▶ _Objective_
Output every entry exactly as given.

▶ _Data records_
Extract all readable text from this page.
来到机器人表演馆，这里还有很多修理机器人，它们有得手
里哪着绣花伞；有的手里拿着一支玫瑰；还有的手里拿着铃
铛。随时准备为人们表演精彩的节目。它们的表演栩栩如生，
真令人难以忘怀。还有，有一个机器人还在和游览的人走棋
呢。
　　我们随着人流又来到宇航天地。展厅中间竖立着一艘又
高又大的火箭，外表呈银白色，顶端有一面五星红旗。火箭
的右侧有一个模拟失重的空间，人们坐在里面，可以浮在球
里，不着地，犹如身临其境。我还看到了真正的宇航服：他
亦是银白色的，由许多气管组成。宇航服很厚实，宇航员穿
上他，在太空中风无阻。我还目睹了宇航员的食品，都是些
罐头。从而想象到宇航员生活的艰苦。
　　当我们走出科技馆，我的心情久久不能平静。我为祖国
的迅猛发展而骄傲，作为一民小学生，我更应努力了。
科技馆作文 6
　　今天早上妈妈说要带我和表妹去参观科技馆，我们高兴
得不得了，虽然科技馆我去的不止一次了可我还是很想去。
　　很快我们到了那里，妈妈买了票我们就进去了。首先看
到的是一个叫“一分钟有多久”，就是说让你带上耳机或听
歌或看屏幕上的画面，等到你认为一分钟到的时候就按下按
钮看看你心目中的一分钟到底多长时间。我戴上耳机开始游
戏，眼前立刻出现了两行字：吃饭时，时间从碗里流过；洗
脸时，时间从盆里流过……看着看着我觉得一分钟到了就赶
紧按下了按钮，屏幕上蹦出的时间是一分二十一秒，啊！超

▶ _Answer_
Extract all readable text from this page.
来到机器人表演馆，这里还有很多修理机器人，它们有得手
里哪着绣花伞；有的手里拿着一支玫瑰；还有的手里拿着铃
铛。随时准备为人们表演精彩的节目。它们的表演栩栩如生，
真令人难以忘怀。还有，有一个机器人还在和游览的人走棋
呢。
　　我们随着人流又来到宇航天地。展厅中间竖立着一艘又
高又大的火箭，外表呈银白色，顶端有一面五星红旗。火箭
的右侧有一个模拟失重的空间，人们坐在里面，可以浮在球
里，不着地，犹如身临其境。我还看到了真正的宇航服：他
亦是银白色的，由许多气管组成。宇航服很厚实，宇航员穿
上他，在太空中风无阻。我还目睹了宇航员的食品，都是些
罐头。从而想象到宇航员生活的艰苦。
　　当我们走出科技馆，我的心情久久不能平静。我为祖国
的迅猛发展而骄傲，作为一民小学生，我更应努力了。
科技馆作文 6
　　今天早上妈妈说要带我和表妹去参观科技馆，我们高兴
得不得了，虽然科技馆我去的不止一次了可我还是很想去。
　　很快我们到了那里，妈妈买了票我们就进去了。首先看
到的是一个叫“一分钟有多久”，就是说让你带上耳机或听
歌或看屏幕上的画面，等到你认为一分钟到的时候就按下按
钮看看你心目中的一分钟到底多长时间。我戴上耳机开始游
戏，眼前立刻出现了两行字：吃饭时，时间从碗里流过；洗
脸时，时间从盆里流过……看着看着我觉得一分钟到了就赶
紧按下了按钮，屏幕上蹦出的时间是一分二十一秒，啊！超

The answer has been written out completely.